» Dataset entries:
::::
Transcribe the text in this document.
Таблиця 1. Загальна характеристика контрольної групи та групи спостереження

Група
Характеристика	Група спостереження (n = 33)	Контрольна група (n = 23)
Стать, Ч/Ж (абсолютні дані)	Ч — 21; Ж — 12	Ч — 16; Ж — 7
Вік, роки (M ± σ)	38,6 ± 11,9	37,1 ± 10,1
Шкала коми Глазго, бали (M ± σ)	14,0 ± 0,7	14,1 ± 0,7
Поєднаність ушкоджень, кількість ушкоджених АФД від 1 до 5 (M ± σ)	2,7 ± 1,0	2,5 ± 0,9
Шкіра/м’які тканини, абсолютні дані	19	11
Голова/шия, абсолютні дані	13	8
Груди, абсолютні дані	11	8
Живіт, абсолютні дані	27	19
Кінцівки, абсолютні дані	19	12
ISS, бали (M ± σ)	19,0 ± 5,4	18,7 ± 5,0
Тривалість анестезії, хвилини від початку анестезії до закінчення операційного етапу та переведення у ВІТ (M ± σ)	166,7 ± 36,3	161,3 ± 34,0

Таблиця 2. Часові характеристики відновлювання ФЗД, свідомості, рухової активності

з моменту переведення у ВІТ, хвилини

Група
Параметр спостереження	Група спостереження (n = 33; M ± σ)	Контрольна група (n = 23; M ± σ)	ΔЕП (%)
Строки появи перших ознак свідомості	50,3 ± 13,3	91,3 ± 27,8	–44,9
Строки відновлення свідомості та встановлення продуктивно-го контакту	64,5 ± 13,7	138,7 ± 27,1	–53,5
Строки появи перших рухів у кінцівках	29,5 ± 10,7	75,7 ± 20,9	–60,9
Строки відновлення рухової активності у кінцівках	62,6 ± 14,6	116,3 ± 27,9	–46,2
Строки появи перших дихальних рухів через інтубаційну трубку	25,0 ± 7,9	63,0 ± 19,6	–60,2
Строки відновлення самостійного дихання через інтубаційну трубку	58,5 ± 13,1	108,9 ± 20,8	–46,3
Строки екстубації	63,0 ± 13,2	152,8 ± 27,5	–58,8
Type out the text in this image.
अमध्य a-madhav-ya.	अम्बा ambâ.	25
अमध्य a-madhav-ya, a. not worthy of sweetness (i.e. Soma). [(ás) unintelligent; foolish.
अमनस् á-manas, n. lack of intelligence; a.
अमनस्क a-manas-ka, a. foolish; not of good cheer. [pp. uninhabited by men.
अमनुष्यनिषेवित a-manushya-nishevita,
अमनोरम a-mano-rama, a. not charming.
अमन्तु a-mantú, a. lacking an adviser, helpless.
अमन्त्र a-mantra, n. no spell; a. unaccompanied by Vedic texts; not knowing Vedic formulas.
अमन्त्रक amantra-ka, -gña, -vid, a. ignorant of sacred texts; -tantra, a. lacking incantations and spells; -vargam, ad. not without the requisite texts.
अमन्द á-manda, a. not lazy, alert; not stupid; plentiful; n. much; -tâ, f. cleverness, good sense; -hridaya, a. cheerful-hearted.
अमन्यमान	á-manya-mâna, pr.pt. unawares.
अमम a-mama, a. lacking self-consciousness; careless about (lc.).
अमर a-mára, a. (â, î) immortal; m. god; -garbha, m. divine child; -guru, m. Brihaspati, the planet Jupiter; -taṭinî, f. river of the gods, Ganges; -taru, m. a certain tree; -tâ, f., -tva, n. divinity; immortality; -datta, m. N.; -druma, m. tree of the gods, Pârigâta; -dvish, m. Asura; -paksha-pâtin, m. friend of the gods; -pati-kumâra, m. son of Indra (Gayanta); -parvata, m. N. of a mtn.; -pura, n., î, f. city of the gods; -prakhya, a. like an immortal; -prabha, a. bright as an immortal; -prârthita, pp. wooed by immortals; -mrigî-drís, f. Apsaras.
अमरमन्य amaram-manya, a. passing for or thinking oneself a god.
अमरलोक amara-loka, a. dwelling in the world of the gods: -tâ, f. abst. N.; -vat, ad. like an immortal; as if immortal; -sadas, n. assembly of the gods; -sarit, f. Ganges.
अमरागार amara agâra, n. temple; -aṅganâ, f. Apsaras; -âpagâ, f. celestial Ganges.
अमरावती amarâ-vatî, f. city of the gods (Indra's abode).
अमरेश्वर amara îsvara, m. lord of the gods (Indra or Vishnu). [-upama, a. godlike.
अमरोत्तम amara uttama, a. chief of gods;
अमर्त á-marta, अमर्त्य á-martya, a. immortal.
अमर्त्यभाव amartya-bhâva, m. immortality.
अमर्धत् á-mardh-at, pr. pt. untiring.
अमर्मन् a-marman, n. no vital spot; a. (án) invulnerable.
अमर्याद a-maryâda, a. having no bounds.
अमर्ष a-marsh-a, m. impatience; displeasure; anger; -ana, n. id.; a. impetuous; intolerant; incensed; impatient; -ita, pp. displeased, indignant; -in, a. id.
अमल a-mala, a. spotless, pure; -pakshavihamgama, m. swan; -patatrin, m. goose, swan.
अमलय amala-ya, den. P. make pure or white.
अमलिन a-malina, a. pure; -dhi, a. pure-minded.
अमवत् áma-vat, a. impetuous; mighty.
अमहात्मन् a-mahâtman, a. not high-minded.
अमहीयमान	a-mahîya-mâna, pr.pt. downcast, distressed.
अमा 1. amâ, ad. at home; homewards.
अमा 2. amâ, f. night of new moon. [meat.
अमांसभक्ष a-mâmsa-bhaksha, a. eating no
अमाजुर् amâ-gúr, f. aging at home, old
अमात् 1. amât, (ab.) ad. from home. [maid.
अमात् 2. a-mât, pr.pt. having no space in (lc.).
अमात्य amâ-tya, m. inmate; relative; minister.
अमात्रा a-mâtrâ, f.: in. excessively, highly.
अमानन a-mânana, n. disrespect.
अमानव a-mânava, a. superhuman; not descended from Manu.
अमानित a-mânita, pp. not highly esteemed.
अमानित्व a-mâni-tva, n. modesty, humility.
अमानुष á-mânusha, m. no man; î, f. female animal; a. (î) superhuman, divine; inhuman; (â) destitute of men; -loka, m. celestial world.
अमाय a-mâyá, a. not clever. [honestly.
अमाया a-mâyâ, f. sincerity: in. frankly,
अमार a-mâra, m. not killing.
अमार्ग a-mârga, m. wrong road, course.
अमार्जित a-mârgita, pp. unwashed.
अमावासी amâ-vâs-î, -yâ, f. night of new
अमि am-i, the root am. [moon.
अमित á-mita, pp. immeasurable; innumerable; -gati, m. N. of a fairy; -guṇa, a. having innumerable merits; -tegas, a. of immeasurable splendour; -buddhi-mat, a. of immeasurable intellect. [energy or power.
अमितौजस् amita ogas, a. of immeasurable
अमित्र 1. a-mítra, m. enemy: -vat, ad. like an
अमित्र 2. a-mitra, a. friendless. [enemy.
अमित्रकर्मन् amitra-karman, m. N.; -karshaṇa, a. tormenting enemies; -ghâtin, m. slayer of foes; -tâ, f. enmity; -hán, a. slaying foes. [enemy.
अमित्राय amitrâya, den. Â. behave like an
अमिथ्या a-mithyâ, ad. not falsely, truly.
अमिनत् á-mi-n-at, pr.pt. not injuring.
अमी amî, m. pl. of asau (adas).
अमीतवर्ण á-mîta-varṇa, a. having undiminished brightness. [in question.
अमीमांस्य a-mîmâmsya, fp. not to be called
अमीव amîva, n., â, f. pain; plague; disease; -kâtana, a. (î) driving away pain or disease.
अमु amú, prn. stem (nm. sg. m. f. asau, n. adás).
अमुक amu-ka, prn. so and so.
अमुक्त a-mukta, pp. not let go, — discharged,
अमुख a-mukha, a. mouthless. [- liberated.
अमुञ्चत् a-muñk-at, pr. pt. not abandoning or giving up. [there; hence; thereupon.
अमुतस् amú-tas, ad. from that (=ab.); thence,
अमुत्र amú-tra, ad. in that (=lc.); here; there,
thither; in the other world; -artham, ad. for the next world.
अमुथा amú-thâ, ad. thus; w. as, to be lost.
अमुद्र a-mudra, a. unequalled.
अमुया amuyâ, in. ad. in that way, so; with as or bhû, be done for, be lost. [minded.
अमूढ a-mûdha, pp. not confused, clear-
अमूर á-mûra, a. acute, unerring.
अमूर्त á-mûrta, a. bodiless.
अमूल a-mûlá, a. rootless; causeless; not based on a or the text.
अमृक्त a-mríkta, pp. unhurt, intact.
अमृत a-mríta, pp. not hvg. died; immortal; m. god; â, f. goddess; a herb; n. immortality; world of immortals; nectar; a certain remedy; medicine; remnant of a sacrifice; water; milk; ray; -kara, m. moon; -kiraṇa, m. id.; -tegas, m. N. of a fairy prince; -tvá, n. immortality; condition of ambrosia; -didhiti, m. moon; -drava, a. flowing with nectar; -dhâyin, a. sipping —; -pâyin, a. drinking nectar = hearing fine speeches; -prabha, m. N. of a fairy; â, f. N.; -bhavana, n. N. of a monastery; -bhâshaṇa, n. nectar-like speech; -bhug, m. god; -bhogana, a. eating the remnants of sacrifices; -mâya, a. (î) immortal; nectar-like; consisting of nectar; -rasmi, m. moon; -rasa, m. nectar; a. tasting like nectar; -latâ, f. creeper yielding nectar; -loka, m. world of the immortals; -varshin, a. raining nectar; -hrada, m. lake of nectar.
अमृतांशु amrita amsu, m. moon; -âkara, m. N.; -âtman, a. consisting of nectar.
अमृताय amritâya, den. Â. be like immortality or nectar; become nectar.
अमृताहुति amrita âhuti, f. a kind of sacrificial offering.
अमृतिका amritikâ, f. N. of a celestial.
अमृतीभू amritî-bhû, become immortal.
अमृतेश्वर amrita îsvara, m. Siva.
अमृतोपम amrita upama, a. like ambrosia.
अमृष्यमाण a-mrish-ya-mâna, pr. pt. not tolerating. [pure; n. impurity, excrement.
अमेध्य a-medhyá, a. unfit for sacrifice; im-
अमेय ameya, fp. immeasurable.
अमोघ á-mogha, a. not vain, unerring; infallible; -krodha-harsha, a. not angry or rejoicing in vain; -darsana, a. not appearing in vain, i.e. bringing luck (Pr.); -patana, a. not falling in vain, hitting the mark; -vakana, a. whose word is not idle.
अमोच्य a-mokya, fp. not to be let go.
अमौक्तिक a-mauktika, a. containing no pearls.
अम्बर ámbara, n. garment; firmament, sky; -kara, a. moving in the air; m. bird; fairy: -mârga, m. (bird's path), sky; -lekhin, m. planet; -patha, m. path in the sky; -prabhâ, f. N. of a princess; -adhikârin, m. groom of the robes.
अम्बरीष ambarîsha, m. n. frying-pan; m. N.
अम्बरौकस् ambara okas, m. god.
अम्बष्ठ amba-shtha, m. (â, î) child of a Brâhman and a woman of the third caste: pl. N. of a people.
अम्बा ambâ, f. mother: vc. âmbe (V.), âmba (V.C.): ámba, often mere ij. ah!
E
::::
» Your instructions: Among the entries above, identify all lines with "become" and copy them.

» Solution for this problem:
अमृताय amritâya, den. Â. be like immortality or nectar; become nectar.
अमृतीभू amritî-bhû, become immortal.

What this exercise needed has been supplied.